**Input rows:**
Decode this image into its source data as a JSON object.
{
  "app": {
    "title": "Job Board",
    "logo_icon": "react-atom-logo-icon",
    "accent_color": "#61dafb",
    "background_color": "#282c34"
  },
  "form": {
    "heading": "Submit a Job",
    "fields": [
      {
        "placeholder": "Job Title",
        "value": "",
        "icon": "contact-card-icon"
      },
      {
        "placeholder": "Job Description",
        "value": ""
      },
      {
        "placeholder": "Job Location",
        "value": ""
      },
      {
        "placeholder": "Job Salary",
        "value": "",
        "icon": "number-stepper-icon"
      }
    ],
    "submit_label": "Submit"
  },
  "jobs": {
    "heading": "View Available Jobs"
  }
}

**Task details:** Extract all of the data exactly as written.

**Task answer:**
Decode this image into its source data as a JSON object.
{
  "app": {
    "title": "Job Board",
    "logo_icon": "react-atom-logo-icon",
    "accent_color": "#61dafb",
    "background_color": "#282c34"
  },
  "form": {
    "heading": "Submit a Job",
    "fields": [
      {
        "placeholder": "Job Title",
        "value": "",
        "icon": "contact-card-icon"
      },
      {
        "placeholder": "Job Description",
        "value": ""
      },
      {
        "placeholder": "Job Location",
        "value": ""
      },
      {
        "placeholder": "Job Salary",
        "value": "",
        "icon": "number-stepper-icon"
      }
    ],
    "submit_label": "Submit"
  },
  "jobs": {
    "heading": "View Available Jobs"
  }
}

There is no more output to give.